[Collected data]
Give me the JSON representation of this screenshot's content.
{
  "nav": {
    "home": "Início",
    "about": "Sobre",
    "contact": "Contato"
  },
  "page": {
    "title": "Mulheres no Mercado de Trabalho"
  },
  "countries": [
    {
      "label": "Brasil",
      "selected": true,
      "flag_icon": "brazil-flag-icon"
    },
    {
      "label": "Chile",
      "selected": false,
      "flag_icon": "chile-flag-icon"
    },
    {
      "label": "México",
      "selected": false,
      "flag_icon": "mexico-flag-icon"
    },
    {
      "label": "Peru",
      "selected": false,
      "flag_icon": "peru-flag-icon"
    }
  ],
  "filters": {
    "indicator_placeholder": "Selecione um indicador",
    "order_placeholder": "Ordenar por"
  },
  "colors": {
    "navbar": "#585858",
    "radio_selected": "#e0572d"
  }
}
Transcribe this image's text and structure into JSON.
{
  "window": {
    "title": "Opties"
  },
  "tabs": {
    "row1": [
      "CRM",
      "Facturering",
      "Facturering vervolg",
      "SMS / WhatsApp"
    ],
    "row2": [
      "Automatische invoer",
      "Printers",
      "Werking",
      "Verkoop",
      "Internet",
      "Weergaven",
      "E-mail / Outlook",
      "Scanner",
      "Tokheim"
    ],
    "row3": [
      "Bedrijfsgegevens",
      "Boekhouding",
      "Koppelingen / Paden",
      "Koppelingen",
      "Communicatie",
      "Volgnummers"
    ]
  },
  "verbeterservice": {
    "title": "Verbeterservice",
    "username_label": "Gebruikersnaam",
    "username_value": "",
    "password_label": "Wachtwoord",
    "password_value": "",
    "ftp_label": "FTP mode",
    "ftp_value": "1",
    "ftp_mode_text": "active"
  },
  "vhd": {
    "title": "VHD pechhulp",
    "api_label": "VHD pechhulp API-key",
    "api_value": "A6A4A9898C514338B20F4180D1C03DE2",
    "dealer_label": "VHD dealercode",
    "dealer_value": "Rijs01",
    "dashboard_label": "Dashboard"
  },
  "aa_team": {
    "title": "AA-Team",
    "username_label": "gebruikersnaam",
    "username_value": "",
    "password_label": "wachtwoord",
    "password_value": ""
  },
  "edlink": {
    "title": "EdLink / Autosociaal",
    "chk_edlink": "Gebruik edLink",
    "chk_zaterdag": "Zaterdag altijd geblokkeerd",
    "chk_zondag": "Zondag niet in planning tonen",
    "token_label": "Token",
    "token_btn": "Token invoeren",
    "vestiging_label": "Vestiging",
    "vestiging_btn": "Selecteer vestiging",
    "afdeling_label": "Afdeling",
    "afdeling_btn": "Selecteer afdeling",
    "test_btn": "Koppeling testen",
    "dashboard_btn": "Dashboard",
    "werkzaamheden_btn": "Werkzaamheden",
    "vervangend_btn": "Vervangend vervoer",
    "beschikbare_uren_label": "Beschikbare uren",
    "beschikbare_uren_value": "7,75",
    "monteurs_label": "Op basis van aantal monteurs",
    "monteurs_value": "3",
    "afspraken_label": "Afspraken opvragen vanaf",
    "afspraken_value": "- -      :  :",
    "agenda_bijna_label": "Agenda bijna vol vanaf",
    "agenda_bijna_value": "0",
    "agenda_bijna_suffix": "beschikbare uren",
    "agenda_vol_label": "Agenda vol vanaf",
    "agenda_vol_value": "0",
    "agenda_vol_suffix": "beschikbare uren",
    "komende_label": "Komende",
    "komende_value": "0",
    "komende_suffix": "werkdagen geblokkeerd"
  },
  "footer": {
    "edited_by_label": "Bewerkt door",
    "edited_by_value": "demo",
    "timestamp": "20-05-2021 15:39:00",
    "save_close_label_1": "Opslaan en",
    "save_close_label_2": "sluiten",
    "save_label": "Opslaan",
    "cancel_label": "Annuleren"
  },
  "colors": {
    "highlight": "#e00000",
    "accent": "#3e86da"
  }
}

*Task objective:*
Which lines above contain "this"? Show each of them.

*Solution:*
Give me the JSON representation of this screenshot's content.
Transcribe this image's text and structure into JSON.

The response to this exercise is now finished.